Segment Start: ENTRIES SUPPLIED

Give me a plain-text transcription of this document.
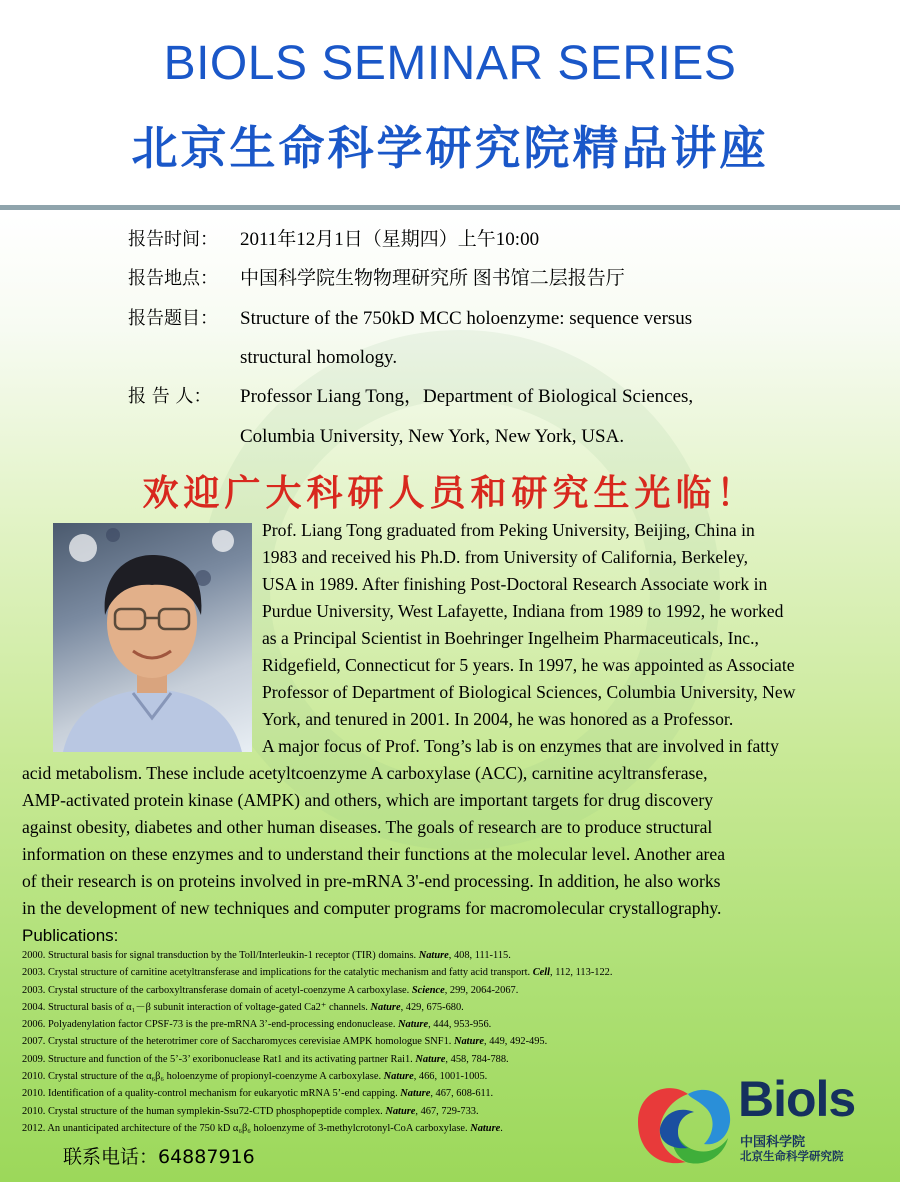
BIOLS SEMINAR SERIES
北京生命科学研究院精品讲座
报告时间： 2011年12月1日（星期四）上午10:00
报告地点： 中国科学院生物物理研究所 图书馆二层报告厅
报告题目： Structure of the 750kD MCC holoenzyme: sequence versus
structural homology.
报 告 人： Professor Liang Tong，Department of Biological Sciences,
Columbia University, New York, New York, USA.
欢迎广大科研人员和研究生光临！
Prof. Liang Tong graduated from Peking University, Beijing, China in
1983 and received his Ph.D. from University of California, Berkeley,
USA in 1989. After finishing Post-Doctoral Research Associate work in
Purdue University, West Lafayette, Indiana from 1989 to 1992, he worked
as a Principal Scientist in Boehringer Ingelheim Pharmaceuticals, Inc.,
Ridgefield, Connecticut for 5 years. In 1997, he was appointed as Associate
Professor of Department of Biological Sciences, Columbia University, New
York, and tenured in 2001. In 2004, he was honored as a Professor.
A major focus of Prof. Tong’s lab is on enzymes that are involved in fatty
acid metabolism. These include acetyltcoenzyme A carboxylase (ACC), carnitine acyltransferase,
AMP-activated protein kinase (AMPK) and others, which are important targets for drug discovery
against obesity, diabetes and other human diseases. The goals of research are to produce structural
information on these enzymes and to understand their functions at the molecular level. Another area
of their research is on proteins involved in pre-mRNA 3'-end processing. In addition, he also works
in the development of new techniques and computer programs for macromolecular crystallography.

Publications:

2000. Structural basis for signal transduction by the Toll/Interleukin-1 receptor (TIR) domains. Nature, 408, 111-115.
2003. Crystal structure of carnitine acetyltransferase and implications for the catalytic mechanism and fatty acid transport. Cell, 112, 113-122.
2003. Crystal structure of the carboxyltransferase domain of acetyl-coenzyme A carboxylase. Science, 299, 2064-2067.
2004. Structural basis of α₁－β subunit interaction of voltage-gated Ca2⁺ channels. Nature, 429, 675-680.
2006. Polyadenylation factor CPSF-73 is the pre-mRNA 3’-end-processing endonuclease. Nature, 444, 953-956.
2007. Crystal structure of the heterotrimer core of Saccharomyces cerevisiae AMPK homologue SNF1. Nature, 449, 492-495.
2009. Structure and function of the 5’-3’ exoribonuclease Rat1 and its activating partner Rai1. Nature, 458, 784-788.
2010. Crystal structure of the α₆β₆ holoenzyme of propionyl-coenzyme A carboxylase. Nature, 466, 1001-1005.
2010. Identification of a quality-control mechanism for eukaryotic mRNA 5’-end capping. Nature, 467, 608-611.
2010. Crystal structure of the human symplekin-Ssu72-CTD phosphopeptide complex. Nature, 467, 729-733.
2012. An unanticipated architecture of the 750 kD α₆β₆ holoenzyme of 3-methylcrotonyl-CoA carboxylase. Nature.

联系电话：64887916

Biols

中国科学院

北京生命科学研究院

Segment End: ENTRIES SUPPLIED
Segment Start: ENTRIES SUPPLIED

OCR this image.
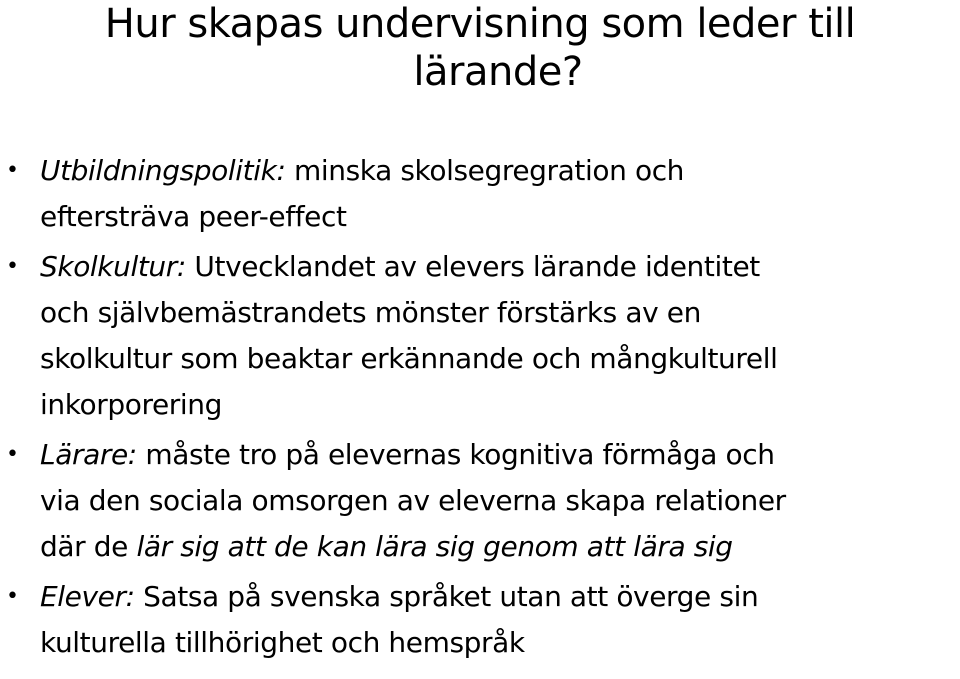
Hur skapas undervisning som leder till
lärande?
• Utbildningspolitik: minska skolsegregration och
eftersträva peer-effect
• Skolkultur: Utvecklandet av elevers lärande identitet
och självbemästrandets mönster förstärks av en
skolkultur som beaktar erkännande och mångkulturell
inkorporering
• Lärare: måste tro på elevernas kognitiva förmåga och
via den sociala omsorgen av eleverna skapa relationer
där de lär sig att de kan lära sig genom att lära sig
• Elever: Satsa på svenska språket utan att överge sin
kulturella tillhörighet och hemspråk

Segment End: ENTRIES SUPPLIED

AIM OF THE TASK
In the entries above, identify every line with the word "Columbia". Copy those lines.

EXERCISE OUTPUT
Columbia University, New York, New York, USA.
Professor of Department of Biological Sciences, Columbia University, New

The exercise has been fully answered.